** start of Records shown **
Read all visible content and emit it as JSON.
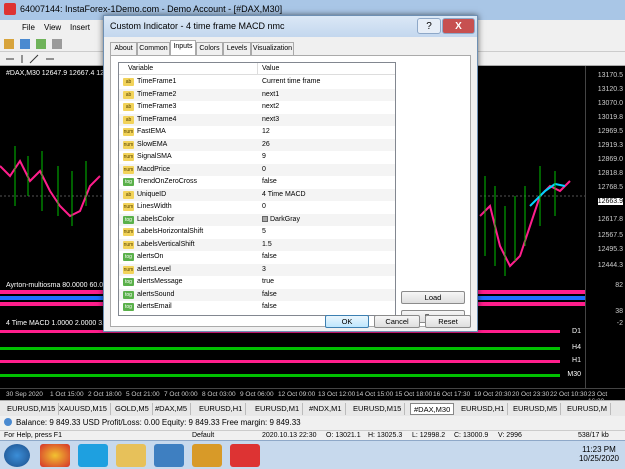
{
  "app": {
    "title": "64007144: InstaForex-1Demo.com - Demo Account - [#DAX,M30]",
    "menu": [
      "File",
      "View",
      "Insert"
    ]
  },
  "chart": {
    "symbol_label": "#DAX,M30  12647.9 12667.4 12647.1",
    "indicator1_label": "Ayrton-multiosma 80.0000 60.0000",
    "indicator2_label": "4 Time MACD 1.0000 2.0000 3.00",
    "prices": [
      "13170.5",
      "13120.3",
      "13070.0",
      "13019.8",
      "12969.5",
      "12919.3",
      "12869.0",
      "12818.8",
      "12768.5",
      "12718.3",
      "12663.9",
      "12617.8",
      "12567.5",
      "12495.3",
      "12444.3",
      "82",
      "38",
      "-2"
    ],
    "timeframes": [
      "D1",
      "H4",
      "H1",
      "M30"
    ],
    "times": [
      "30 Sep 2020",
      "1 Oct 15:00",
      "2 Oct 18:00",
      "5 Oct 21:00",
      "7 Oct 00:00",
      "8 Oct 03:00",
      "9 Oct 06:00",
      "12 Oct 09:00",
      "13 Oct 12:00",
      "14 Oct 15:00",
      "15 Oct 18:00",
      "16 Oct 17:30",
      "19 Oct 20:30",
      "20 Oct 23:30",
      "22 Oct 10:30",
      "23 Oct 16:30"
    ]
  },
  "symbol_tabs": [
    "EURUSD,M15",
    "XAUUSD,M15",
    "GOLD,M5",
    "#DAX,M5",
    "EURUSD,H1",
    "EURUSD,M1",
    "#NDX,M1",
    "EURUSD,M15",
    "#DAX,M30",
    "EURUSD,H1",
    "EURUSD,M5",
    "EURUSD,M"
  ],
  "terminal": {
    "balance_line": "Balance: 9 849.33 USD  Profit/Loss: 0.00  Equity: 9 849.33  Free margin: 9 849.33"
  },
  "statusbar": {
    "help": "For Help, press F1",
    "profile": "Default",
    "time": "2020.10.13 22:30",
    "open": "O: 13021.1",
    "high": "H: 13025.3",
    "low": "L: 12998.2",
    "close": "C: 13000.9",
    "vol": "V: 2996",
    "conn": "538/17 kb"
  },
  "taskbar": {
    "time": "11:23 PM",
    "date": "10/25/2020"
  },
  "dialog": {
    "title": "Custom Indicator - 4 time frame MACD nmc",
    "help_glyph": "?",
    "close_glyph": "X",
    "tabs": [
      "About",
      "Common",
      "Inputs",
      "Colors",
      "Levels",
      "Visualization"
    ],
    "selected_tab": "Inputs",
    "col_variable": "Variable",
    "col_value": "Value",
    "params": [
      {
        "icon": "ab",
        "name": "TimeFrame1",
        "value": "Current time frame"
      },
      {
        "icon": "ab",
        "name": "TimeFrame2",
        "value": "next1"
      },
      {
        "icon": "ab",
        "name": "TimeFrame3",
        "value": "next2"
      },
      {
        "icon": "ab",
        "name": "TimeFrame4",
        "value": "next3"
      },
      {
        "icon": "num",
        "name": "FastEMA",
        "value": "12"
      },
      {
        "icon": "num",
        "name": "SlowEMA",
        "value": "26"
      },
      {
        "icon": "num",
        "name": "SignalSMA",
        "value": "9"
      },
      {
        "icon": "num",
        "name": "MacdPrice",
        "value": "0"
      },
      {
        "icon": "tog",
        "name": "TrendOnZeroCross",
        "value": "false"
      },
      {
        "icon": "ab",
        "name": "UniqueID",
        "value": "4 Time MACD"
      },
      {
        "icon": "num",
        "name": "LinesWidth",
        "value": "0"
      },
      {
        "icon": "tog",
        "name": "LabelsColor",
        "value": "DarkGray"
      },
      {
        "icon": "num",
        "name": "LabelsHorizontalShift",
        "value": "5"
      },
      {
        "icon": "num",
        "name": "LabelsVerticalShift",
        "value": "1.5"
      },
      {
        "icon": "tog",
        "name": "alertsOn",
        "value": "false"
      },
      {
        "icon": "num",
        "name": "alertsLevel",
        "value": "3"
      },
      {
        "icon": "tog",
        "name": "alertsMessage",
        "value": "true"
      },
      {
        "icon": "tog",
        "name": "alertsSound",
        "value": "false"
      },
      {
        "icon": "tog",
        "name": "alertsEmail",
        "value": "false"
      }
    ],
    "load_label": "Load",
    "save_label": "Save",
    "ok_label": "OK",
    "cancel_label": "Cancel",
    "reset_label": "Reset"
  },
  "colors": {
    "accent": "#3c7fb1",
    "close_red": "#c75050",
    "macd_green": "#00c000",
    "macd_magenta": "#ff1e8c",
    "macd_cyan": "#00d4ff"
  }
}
** end of Records shown **
** start of Records shown **
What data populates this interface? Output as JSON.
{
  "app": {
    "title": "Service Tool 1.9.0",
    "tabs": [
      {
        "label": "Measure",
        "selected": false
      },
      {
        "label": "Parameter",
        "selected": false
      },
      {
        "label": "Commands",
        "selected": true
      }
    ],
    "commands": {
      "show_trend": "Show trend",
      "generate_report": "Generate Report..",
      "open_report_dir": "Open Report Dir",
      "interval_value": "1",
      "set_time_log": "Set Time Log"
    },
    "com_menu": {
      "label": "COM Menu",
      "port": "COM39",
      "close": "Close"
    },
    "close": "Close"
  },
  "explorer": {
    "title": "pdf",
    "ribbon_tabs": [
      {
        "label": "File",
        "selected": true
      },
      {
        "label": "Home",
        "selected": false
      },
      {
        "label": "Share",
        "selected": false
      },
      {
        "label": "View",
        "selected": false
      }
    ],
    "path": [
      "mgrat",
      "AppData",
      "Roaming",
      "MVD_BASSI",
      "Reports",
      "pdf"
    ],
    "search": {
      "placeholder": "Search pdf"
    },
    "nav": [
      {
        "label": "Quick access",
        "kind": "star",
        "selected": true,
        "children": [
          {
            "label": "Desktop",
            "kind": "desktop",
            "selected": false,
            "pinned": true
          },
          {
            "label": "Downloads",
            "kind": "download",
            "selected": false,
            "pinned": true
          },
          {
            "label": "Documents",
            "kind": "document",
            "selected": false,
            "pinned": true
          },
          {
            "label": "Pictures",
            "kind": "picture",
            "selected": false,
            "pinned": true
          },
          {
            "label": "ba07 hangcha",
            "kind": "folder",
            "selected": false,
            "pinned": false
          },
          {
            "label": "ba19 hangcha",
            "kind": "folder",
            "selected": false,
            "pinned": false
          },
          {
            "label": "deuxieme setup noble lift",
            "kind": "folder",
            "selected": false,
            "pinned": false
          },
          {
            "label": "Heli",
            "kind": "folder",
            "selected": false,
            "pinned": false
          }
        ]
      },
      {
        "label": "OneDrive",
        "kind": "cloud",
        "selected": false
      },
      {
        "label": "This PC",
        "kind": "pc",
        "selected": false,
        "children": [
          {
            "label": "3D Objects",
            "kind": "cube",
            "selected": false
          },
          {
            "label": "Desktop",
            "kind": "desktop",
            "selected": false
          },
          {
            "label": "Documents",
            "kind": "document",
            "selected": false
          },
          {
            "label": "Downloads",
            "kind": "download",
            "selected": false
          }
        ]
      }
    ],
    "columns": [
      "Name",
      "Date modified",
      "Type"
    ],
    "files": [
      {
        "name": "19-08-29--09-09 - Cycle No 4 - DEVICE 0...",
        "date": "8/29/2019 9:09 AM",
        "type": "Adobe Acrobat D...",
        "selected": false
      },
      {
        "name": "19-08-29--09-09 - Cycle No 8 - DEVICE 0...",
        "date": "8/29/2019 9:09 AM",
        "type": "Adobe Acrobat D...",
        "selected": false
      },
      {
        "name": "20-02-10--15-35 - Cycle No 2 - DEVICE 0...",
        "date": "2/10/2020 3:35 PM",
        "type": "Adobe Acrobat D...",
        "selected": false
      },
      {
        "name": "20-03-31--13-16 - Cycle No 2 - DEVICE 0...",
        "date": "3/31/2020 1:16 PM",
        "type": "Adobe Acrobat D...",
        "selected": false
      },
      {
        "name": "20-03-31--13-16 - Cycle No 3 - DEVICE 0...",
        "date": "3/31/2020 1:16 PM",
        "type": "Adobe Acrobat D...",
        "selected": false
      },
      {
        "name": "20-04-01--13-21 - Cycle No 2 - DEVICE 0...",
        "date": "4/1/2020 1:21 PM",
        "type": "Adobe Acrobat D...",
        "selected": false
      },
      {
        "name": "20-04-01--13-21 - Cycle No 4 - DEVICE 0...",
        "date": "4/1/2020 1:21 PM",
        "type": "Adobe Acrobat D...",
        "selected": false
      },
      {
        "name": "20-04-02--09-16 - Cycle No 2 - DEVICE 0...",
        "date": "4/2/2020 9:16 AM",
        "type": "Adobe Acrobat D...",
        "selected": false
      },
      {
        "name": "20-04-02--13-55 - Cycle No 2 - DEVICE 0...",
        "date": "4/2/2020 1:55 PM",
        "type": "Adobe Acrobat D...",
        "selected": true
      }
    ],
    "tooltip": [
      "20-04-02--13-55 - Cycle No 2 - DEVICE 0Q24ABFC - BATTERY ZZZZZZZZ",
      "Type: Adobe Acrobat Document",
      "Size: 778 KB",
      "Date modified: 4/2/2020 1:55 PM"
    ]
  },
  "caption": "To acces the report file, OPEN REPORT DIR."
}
** end of Records shown **
**Goal:** From the listing, copy each line containing the word "title".

**In response:**
    "title": "64007144: InstaForex-1Demo.com - Demo Account - [#DAX,M30]",
    "title": "Custom Indicator - 4 time frame MACD nmc",
    "title": "Service Tool 1.9.0",
    "title": "pdf",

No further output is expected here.